Short task
What is needed here is an exact copy of every entry.

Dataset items
□ □ □ □

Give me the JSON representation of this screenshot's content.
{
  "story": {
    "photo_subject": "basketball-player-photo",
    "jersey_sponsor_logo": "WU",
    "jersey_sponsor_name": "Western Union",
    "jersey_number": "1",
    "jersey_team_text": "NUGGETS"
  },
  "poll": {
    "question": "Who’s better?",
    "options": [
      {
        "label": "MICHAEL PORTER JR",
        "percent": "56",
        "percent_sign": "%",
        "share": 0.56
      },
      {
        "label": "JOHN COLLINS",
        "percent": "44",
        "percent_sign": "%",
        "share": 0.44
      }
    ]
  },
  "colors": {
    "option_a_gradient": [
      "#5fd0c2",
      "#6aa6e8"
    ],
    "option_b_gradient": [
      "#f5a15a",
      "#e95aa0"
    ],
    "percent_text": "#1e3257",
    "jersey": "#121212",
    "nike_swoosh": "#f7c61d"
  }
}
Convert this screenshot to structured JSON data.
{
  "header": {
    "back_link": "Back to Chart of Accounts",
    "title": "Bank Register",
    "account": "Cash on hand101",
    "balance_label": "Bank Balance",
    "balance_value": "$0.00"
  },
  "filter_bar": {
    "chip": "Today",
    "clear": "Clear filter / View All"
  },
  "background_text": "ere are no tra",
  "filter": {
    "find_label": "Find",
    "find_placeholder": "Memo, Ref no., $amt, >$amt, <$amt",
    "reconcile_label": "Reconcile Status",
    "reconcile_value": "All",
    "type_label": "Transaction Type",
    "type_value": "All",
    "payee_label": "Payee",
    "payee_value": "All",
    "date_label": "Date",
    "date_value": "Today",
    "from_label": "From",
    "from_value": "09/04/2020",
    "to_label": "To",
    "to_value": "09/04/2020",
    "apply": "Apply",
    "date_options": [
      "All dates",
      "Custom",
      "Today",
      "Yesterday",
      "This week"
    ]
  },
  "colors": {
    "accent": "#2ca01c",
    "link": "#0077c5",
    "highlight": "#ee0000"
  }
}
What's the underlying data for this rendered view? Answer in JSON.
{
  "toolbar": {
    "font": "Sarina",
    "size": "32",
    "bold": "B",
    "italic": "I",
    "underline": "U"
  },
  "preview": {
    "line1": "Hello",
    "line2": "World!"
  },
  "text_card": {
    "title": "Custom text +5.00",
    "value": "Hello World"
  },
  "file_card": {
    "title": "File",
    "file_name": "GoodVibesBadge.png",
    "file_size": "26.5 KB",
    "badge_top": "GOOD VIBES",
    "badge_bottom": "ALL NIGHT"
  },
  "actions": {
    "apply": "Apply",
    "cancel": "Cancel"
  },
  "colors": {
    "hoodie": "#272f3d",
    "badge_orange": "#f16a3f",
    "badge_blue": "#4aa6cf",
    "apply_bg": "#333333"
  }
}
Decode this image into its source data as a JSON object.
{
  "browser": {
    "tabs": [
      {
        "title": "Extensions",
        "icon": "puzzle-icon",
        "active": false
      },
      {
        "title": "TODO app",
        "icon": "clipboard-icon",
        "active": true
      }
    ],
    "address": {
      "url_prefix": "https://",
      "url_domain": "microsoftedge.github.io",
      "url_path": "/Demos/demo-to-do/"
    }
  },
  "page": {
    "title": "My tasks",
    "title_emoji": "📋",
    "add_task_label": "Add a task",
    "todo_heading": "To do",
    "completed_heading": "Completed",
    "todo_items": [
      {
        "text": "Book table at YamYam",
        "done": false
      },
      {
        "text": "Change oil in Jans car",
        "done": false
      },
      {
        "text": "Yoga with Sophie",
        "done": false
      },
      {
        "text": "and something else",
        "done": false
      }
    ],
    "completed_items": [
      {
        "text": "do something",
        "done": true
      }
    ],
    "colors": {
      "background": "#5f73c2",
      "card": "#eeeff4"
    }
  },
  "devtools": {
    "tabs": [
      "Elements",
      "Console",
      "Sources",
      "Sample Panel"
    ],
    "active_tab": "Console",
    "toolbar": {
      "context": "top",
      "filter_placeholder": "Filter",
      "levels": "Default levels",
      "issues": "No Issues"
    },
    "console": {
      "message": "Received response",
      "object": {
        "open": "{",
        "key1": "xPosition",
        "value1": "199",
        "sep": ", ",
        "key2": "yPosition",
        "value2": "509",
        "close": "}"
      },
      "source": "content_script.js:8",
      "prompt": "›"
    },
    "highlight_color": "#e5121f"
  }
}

□ □ □ □

Exercise result
Give me the JSON representation of this screenshot's content.
{
  "story": {
    "photo_subject": "basketball-player-photo",
    "jersey_sponsor_logo": "WU",
    "jersey_sponsor_name": "Western Union",
    "jersey_number": "1",
    "jersey_team_text": "NUGGETS"
  },
  "poll": {
    "question": "Who’s better?",
    "options": [
      {
        "label": "MICHAEL PORTER JR",
        "percent": "56",
        "percent_sign": "%",
        "share": 0.56
      },
      {
        "label": "JOHN COLLINS",
        "percent": "44",
        "percent_sign": "%",
        "share": 0.44
      }
    ]
  },
  "colors": {
    "option_a_gradient": [
      "#5fd0c2",
      "#6aa6e8"
    ],
    "option_b_gradient": [
      "#f5a15a",
      "#e95aa0"
    ],
    "percent_text": "#1e3257",
    "jersey": "#121212",
    "nike_swoosh": "#f7c61d"
  }
}
Convert this screenshot to structured JSON data.
{
  "header": {
    "back_link": "Back to Chart of Accounts",
    "title": "Bank Register",
    "account": "Cash on hand101",
    "balance_label": "Bank Balance",
    "balance_value": "$0.00"
  },
  "filter_bar": {
    "chip": "Today",
    "clear": "Clear filter / View All"
  },
  "background_text": "ere are no tra",
  "filter": {
    "find_label": "Find",
    "find_placeholder": "Memo, Ref no., $amt, >$amt, <$amt",
    "reconcile_label": "Reconcile Status",
    "reconcile_value": "All",
    "type_label": "Transaction Type",
    "type_value": "All",
    "payee_label": "Payee",
    "payee_value": "All",
    "date_label": "Date",
    "date_value": "Today",
    "from_label": "From",
    "from_value": "09/04/2020",
    "to_label": "To",
    "to_value": "09/04/2020",
    "apply": "Apply",
    "date_options": [
      "All dates",
      "Custom",
      "Today",
      "Yesterday",
      "This week"
    ]
  },
  "colors": {
    "accent": "#2ca01c",
    "link": "#0077c5",
    "highlight": "#ee0000"
  }
}
What's the underlying data for this rendered view? Answer in JSON.
{
  "toolbar": {
    "font": "Sarina",
    "size": "32",
    "bold": "B",
    "italic": "I",
    "underline": "U"
  },
  "preview": {
    "line1": "Hello",
    "line2": "World!"
  },
  "text_card": {
    "title": "Custom text +5.00",
    "value": "Hello World"
  },
  "file_card": {
    "title": "File",
    "file_name": "GoodVibesBadge.png",
    "file_size": "26.5 KB",
    "badge_top": "GOOD VIBES",
    "badge_bottom": "ALL NIGHT"
  },
  "actions": {
    "apply": "Apply",
    "cancel": "Cancel"
  },
  "colors": {
    "hoodie": "#272f3d",
    "badge_orange": "#f16a3f",
    "badge_blue": "#4aa6cf",
    "apply_bg": "#333333"
  }
}
Decode this image into its source data as a JSON object.
{
  "browser": {
    "tabs": [
      {
        "title": "Extensions",
        "icon": "puzzle-icon",
        "active": false
      },
      {
        "title": "TODO app",
        "icon": "clipboard-icon",
        "active": true
      }
    ],
    "address": {
      "url_prefix": "https://",
      "url_domain": "microsoftedge.github.io",
      "url_path": "/Demos/demo-to-do/"
    }
  },
  "page": {
    "title": "My tasks",
    "title_emoji": "📋",
    "add_task_label": "Add a task",
    "todo_heading": "To do",
    "completed_heading": "Completed",
    "todo_items": [
      {
        "text": "Book table at YamYam",
        "done": false
      },
      {
        "text": "Change oil in Jans car",
        "done": false
      },
      {
        "text": "Yoga with Sophie",
        "done": false
      },
      {
        "text": "and something else",
        "done": false
      }
    ],
    "completed_items": [
      {
        "text": "do something",
        "done": true
      }
    ],
    "colors": {
      "background": "#5f73c2",
      "card": "#eeeff4"
    }
  },
  "devtools": {
    "tabs": [
      "Elements",
      "Console",
      "Sources",
      "Sample Panel"
    ],
    "active_tab": "Console",
    "toolbar": {
      "context": "top",
      "filter_placeholder": "Filter",
      "levels": "Default levels",
      "issues": "No Issues"
    },
    "console": {
      "message": "Received response",
      "object": {
        "open": "{",
        "key1": "xPosition",
        "value1": "199",
        "sep": ", ",
        "key2": "yPosition",
        "value2": "509",
        "close": "}"
      },
      "source": "content_script.js:8",
      "prompt": "›"
    },
    "highlight_color": "#e5121f"
  }
}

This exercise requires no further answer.